* _EXERCISE_
Copy out the entries below word for word, from the first line through the line containing "value-cell: $16k [513,260,679,308]", with that line included.

Lines of data:
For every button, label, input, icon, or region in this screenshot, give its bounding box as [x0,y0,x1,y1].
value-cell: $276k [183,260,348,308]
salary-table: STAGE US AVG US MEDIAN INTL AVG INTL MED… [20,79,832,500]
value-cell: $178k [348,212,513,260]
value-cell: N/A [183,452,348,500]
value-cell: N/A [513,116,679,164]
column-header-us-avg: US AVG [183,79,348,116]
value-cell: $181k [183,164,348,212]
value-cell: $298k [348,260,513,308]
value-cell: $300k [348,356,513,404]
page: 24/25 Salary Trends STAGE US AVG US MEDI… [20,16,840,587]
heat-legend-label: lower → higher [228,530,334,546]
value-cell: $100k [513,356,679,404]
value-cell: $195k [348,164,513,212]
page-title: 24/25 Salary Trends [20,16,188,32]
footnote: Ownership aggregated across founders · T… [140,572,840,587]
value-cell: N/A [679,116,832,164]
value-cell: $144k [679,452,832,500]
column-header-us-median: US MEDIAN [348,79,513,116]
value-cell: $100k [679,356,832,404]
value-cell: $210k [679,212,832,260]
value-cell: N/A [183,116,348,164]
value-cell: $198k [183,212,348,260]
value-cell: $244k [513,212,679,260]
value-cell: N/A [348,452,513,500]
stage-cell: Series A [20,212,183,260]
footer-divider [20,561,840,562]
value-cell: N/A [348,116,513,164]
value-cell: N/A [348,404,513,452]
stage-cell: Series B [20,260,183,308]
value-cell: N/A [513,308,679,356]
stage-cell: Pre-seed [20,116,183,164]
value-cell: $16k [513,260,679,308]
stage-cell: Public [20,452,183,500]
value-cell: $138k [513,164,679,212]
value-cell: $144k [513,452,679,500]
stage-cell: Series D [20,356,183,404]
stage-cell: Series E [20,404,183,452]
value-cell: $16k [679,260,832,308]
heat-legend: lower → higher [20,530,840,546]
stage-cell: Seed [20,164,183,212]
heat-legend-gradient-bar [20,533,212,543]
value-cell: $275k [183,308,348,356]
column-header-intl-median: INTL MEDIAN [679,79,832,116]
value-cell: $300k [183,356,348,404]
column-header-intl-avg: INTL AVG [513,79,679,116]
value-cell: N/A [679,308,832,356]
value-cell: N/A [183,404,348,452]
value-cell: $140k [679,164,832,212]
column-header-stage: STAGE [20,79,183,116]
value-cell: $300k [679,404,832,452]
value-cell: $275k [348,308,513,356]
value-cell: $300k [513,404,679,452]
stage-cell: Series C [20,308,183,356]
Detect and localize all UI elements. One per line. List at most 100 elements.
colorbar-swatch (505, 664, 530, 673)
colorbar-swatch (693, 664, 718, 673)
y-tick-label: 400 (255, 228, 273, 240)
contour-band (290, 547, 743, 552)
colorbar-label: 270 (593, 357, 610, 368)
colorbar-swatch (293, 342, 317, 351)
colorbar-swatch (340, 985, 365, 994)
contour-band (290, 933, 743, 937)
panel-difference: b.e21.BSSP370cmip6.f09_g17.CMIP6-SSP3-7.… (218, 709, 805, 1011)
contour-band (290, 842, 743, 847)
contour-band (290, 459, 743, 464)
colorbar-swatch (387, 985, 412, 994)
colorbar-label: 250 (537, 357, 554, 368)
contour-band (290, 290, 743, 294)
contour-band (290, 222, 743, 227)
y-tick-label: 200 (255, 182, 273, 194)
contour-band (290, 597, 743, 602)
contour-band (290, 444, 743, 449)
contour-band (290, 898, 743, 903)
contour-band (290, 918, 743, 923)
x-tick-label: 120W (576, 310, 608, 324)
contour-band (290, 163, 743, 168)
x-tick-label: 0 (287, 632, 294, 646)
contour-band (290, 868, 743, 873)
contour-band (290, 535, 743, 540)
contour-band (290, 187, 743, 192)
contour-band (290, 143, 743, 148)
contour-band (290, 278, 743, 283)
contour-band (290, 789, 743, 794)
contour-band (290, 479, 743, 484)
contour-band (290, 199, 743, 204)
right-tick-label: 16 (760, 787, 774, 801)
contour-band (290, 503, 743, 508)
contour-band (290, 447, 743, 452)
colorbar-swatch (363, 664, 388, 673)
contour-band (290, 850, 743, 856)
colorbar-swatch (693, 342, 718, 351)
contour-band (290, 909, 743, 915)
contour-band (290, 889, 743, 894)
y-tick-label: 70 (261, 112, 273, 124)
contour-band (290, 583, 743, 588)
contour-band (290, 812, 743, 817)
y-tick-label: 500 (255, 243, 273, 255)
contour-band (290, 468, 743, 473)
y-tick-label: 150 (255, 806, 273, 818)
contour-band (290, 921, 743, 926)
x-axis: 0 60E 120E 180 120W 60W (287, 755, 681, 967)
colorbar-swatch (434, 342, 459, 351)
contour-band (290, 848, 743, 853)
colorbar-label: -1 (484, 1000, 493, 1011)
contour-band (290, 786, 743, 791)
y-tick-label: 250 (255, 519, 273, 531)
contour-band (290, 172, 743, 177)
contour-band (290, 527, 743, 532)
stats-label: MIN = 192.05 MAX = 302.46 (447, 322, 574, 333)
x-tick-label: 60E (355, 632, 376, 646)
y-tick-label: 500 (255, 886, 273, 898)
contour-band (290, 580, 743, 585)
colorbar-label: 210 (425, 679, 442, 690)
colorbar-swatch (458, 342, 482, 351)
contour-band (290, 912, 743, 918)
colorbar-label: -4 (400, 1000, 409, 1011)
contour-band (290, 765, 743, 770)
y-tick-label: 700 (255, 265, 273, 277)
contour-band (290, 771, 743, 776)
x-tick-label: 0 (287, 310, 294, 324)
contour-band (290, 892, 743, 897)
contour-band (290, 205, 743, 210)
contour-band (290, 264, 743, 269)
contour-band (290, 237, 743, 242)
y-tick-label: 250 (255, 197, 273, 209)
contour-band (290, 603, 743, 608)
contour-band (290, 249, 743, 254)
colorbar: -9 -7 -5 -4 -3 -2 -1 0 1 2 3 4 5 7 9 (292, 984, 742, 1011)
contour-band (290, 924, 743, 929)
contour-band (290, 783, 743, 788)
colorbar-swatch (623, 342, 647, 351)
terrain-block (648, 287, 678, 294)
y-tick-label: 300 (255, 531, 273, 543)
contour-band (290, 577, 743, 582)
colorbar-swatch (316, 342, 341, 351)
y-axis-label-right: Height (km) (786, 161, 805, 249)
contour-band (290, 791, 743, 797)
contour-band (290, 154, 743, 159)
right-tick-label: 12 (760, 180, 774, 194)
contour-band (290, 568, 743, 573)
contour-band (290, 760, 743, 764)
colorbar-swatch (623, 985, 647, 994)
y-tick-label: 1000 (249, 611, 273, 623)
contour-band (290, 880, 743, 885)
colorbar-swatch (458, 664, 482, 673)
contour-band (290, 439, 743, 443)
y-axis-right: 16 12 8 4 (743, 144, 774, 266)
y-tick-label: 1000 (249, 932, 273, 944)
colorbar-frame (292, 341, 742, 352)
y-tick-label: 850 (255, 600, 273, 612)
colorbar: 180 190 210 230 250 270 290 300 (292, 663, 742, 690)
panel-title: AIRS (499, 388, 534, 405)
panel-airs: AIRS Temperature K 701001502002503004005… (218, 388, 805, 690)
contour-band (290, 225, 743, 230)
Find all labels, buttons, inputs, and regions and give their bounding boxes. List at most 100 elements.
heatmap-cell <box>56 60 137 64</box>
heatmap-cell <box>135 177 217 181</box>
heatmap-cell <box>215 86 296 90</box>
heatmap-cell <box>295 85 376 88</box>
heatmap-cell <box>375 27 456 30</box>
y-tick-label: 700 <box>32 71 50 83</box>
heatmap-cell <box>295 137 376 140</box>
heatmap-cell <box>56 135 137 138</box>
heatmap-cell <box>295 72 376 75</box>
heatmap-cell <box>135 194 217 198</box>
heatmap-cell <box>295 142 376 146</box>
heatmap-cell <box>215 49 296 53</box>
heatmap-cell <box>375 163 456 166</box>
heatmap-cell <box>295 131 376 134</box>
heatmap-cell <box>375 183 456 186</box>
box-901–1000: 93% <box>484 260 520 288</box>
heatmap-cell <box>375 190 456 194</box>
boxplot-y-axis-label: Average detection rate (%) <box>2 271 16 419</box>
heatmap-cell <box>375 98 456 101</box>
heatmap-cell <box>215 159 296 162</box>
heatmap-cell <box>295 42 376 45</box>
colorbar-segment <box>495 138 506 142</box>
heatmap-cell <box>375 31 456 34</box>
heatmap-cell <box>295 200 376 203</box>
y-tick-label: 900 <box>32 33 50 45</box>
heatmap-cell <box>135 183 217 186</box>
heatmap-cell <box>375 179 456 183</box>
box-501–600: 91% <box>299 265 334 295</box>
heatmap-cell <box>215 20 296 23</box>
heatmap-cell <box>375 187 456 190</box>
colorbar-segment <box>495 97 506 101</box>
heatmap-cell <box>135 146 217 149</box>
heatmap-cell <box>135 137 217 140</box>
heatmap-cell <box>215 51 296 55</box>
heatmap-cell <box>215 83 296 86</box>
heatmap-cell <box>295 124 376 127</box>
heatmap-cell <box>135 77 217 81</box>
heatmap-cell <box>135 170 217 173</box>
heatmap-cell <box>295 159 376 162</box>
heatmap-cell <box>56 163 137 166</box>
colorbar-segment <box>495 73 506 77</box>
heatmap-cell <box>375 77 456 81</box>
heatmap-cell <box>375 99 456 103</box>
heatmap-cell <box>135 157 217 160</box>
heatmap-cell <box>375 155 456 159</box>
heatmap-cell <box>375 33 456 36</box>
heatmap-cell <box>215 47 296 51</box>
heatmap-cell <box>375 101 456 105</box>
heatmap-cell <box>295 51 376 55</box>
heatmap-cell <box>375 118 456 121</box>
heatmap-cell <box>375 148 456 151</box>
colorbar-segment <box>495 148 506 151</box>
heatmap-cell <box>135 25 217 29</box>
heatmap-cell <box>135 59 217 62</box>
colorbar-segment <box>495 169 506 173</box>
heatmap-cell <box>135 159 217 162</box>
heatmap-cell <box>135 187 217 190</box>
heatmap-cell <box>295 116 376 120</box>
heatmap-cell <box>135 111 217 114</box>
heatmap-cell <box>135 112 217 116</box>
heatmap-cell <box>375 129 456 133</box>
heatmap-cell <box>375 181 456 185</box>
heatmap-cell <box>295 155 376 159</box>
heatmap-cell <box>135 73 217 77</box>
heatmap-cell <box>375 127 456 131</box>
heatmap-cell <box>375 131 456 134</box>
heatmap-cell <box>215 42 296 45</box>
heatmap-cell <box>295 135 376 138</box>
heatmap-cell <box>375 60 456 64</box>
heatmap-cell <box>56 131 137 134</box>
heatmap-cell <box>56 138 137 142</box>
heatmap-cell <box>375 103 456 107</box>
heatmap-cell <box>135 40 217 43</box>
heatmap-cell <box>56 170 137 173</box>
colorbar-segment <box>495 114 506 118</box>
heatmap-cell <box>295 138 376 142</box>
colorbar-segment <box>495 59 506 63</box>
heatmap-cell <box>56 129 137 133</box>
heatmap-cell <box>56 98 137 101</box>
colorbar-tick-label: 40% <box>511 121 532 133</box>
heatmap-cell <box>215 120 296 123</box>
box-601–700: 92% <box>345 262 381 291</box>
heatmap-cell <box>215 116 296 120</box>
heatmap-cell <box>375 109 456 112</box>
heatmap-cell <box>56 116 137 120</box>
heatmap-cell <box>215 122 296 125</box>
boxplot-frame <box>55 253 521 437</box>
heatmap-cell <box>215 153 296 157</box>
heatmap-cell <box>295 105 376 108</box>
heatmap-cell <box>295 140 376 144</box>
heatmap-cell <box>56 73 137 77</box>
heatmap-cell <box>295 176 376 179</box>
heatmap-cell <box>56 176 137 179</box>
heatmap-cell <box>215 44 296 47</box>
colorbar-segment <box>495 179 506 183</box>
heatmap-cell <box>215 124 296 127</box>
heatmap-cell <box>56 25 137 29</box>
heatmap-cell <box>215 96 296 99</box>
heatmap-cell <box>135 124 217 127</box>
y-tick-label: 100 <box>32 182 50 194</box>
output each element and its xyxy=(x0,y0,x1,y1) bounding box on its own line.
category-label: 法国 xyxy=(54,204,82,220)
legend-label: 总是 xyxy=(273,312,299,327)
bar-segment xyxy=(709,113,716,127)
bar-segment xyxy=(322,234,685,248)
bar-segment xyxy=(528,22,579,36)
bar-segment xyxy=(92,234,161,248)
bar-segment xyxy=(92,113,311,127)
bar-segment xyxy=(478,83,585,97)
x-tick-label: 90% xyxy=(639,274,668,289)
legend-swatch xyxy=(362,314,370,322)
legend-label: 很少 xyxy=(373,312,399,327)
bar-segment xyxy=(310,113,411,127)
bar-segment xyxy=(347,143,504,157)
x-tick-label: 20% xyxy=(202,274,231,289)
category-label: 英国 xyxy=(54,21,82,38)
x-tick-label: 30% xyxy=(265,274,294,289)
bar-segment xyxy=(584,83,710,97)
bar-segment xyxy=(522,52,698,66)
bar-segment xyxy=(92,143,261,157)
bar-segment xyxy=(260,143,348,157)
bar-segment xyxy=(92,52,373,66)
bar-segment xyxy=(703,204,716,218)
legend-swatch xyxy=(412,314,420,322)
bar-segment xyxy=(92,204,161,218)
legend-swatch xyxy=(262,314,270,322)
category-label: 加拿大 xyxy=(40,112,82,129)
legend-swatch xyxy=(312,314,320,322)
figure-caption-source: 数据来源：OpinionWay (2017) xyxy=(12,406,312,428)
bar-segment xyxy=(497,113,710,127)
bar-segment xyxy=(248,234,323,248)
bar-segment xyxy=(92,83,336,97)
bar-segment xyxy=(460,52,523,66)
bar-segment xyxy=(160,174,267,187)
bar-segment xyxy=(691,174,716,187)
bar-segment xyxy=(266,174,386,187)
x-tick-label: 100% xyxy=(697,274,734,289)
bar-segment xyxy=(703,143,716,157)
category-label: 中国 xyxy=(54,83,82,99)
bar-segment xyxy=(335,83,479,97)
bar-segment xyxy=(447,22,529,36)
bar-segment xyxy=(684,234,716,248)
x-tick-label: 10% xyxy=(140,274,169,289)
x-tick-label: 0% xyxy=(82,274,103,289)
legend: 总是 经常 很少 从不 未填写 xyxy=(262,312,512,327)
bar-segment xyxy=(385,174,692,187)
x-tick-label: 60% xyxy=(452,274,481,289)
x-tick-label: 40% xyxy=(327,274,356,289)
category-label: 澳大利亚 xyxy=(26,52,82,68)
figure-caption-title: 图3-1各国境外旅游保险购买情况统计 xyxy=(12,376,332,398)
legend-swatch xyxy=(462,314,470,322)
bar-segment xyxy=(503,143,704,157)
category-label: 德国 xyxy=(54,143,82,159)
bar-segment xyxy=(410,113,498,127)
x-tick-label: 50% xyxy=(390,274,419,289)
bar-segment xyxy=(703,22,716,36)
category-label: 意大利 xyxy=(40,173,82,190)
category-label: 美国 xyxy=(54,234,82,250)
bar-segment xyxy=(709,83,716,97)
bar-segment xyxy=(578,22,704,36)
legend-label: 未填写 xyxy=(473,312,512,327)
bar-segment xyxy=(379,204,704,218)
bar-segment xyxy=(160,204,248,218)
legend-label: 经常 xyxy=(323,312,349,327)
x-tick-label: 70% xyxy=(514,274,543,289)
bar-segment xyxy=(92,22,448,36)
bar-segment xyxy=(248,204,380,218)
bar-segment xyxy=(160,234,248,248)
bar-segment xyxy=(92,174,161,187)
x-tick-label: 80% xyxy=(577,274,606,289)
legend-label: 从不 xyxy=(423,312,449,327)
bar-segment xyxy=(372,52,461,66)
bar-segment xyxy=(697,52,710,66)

* _ANSWER TO THIS TASK_
For every button, label, input, icon, or region in this screenshot, give its bounding box as [x0,y0,x1,y1].
value-cell: $276k [183,260,348,308]
salary-table: STAGE US AVG US MEDIAN INTL AVG INTL MED… [20,79,832,500]
value-cell: $178k [348,212,513,260]
value-cell: N/A [183,452,348,500]
value-cell: N/A [513,116,679,164]
column-header-us-avg: US AVG [183,79,348,116]
value-cell: $181k [183,164,348,212]
value-cell: $298k [348,260,513,308]
value-cell: $300k [348,356,513,404]
page: 24/25 Salary Trends STAGE US AVG US MEDI… [20,16,840,587]
heat-legend-label: lower → higher [228,530,334,546]
value-cell: $100k [513,356,679,404]
value-cell: $195k [348,164,513,212]
page-title: 24/25 Salary Trends [20,16,188,32]
footnote: Ownership aggregated across founders · T… [140,572,840,587]
value-cell: N/A [679,116,832,164]
value-cell: $144k [679,452,832,500]
column-header-us-median: US MEDIAN [348,79,513,116]
value-cell: $100k [679,356,832,404]
value-cell: $210k [679,212,832,260]
value-cell: N/A [183,116,348,164]
value-cell: $198k [183,212,348,260]
value-cell: $244k [513,212,679,260]
value-cell: N/A [348,452,513,500]
stage-cell: Series A [20,212,183,260]
footer-divider [20,561,840,562]
value-cell: N/A [348,116,513,164]
value-cell: N/A [348,404,513,452]
stage-cell: Series B [20,260,183,308]
value-cell: N/A [513,308,679,356]
stage-cell: Pre-seed [20,116,183,164]
value-cell: $16k [513,260,679,308]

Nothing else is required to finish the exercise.